Transcribe all of the records precisely as they are presented.

Entries taken from a collection:
[BEGIN]

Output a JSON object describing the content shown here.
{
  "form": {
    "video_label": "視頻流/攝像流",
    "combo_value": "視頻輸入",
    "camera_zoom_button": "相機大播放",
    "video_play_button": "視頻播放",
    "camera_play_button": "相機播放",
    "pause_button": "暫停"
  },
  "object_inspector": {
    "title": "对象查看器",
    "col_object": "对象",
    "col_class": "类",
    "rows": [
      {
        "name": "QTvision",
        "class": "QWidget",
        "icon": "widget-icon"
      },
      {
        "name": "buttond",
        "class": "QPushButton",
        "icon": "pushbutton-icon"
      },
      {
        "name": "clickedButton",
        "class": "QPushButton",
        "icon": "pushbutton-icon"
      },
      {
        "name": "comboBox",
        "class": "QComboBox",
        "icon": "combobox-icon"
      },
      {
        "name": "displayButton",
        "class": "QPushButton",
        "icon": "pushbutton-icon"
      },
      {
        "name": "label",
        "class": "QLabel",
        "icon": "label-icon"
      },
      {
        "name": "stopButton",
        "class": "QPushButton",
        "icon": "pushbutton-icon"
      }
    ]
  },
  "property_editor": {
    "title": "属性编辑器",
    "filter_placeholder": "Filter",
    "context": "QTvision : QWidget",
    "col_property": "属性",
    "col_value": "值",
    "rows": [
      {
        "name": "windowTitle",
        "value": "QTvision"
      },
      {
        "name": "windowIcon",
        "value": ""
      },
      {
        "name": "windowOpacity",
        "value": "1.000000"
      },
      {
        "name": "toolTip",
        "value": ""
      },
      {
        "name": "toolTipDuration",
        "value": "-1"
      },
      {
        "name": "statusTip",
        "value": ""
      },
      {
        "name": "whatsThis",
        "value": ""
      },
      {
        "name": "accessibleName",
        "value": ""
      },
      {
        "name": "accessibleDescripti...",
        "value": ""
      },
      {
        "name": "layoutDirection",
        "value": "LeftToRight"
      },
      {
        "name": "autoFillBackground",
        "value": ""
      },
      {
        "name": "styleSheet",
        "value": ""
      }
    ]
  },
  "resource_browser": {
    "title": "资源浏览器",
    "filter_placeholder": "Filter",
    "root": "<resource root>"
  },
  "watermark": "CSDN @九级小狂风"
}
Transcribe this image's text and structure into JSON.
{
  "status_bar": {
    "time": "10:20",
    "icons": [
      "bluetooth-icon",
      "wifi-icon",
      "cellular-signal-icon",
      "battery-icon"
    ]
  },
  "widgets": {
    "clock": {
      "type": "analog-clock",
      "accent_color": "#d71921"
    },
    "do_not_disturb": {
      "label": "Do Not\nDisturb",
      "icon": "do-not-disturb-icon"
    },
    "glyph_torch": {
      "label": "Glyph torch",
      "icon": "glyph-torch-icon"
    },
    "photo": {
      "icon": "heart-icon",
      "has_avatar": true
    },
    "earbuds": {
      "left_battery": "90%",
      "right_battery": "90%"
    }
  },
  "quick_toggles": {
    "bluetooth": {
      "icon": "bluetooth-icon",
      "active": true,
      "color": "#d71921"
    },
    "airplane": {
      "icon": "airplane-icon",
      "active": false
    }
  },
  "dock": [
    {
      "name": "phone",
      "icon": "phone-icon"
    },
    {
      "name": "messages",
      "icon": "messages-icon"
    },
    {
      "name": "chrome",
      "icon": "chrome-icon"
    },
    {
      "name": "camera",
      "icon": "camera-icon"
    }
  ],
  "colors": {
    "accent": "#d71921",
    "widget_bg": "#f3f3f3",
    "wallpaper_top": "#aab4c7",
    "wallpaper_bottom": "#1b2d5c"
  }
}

[END]

# Solution to this exercise
Output a JSON object describing the content shown here.
{
  "form": {
    "video_label": "視頻流/攝像流",
    "combo_value": "視頻輸入",
    "camera_zoom_button": "相機大播放",
    "video_play_button": "視頻播放",
    "camera_play_button": "相機播放",
    "pause_button": "暫停"
  },
  "object_inspector": {
    "title": "对象查看器",
    "col_object": "对象",
    "col_class": "类",
    "rows": [
      {
        "name": "QTvision",
        "class": "QWidget",
        "icon": "widget-icon"
      },
      {
        "name": "buttond",
        "class": "QPushButton",
        "icon": "pushbutton-icon"
      },
      {
        "name": "clickedButton",
        "class": "QPushButton",
        "icon": "pushbutton-icon"
      },
      {
        "name": "comboBox",
        "class": "QComboBox",
        "icon": "combobox-icon"
      },
      {
        "name": "displayButton",
        "class": "QPushButton",
        "icon": "pushbutton-icon"
      },
      {
        "name": "label",
        "class": "QLabel",
        "icon": "label-icon"
      },
      {
        "name": "stopButton",
        "class": "QPushButton",
        "icon": "pushbutton-icon"
      }
    ]
  },
  "property_editor": {
    "title": "属性编辑器",
    "filter_placeholder": "Filter",
    "context": "QTvision : QWidget",
    "col_property": "属性",
    "col_value": "值",
    "rows": [
      {
        "name": "windowTitle",
        "value": "QTvision"
      },
      {
        "name": "windowIcon",
        "value": ""
      },
      {
        "name": "windowOpacity",
        "value": "1.000000"
      },
      {
        "name": "toolTip",
        "value": ""
      },
      {
        "name": "toolTipDuration",
        "value": "-1"
      },
      {
        "name": "statusTip",
        "value": ""
      },
      {
        "name": "whatsThis",
        "value": ""
      },
      {
        "name": "accessibleName",
        "value": ""
      },
      {
        "name": "accessibleDescripti...",
        "value": ""
      },
      {
        "name": "layoutDirection",
        "value": "LeftToRight"
      },
      {
        "name": "autoFillBackground",
        "value": ""
      },
      {
        "name": "styleSheet",
        "value": ""
      }
    ]
  },
  "resource_browser": {
    "title": "资源浏览器",
    "filter_placeholder": "Filter",
    "root": "<resource root>"
  },
  "watermark": "CSDN @九级小狂风"
}
Transcribe this image's text and structure into JSON.
{
  "status_bar": {
    "time": "10:20",
    "icons": [
      "bluetooth-icon",
      "wifi-icon",
      "cellular-signal-icon",
      "battery-icon"
    ]
  },
  "widgets": {
    "clock": {
      "type": "analog-clock",
      "accent_color": "#d71921"
    },
    "do_not_disturb": {
      "label": "Do Not\nDisturb",
      "icon": "do-not-disturb-icon"
    },
    "glyph_torch": {
      "label": "Glyph torch",
      "icon": "glyph-torch-icon"
    },
    "photo": {
      "icon": "heart-icon",
      "has_avatar": true
    },
    "earbuds": {
      "left_battery": "90%",
      "right_battery": "90%"
    }
  },
  "quick_toggles": {
    "bluetooth": {
      "icon": "bluetooth-icon",
      "active": true,
      "color": "#d71921"
    },
    "airplane": {
      "icon": "airplane-icon",
      "active": false
    }
  },
  "dock": [
    {
      "name": "phone",
      "icon": "phone-icon"
    },
    {
      "name": "messages",
      "icon": "messages-icon"
    },
    {
      "name": "chrome",
      "icon": "chrome-icon"
    },
    {
      "name": "camera",
      "icon": "camera-icon"
    }
  ],
  "colors": {
    "accent": "#d71921",
    "widget_bg": "#f3f3f3",
    "wallpaper_top": "#aab4c7",
    "wallpaper_bottom": "#1b2d5c"
  }
}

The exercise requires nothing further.